(EXERCISE DESCRIPTION) What follows is a set of entries. Repeat them exactly, but not their pictures.

--*--

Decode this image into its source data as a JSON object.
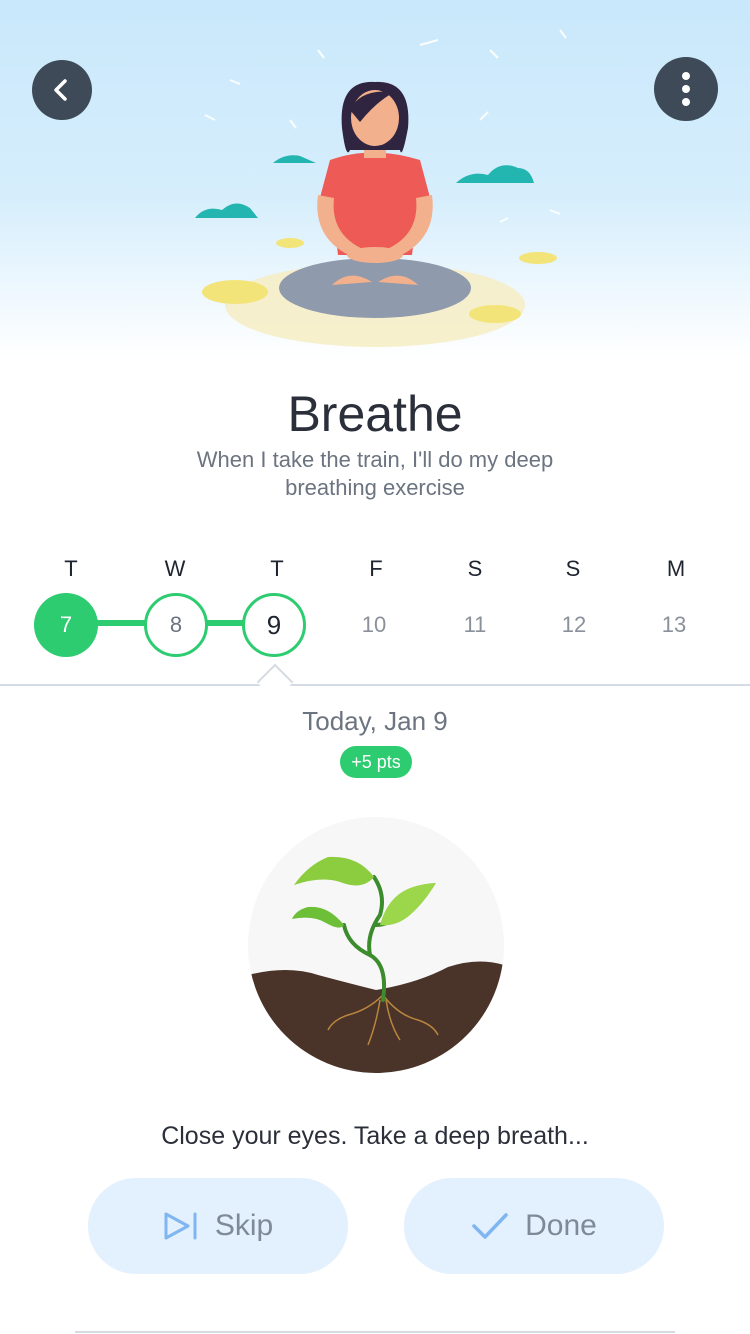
{
  "header": {
    "back_icon": "chevron-left-icon",
    "more_icon": "more-vertical-icon"
  },
  "habit": {
    "title": "Breathe",
    "subtitle": "When I take the train, I'll do my deep breathing exercise"
  },
  "week": {
    "days": [
      {
        "dow": "T",
        "num": "7",
        "state": "done"
      },
      {
        "dow": "W",
        "num": "8",
        "state": "ring"
      },
      {
        "dow": "T",
        "num": "9",
        "state": "today"
      },
      {
        "dow": "F",
        "num": "10",
        "state": "future"
      },
      {
        "dow": "S",
        "num": "11",
        "state": "future"
      },
      {
        "dow": "S",
        "num": "12",
        "state": "future"
      },
      {
        "dow": "M",
        "num": "13",
        "state": "future"
      }
    ]
  },
  "today": {
    "date_label": "Today, Jan 9",
    "points": "+5 pts"
  },
  "prompt": "Close your eyes. Take a deep breath...",
  "actions": {
    "skip_label": "Skip",
    "done_label": "Done",
    "skip_icon": "skip-forward-icon",
    "done_icon": "check-icon"
  },
  "colors": {
    "accent_green": "#2ecc71",
    "button_bg": "#e3f0fd",
    "dark_button": "#3e4a57",
    "soil": "#4a3328"
  }
}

--*--

(RESULT OF THIS EXERCISE)
Decode this image into its source data as a JSON object.
{
  "header": {
    "back_icon": "chevron-left-icon",
    "more_icon": "more-vertical-icon"
  },
  "habit": {
    "title": "Breathe",
    "subtitle": "When I take the train, I'll do my deep breathing exercise"
  },
  "week": {
    "days": [
      {
        "dow": "T",
        "num": "7",
        "state": "done"
      },
      {
        "dow": "W",
        "num": "8",
        "state": "ring"
      },
      {
        "dow": "T",
        "num": "9",
        "state": "today"
      },
      {
        "dow": "F",
        "num": "10",
        "state": "future"
      },
      {
        "dow": "S",
        "num": "11",
        "state": "future"
      },
      {
        "dow": "S",
        "num": "12",
        "state": "future"
      },
      {
        "dow": "M",
        "num": "13",
        "state": "future"
      }
    ]
  },
  "today": {
    "date_label": "Today, Jan 9",
    "points": "+5 pts"
  },
  "prompt": "Close your eyes. Take a deep breath...",
  "actions": {
    "skip_label": "Skip",
    "done_label": "Done",
    "skip_icon": "skip-forward-icon",
    "done_icon": "check-icon"
  },
  "colors": {
    "accent_green": "#2ecc71",
    "button_bg": "#e3f0fd",
    "dark_button": "#3e4a57",
    "soil": "#4a3328"
  }
}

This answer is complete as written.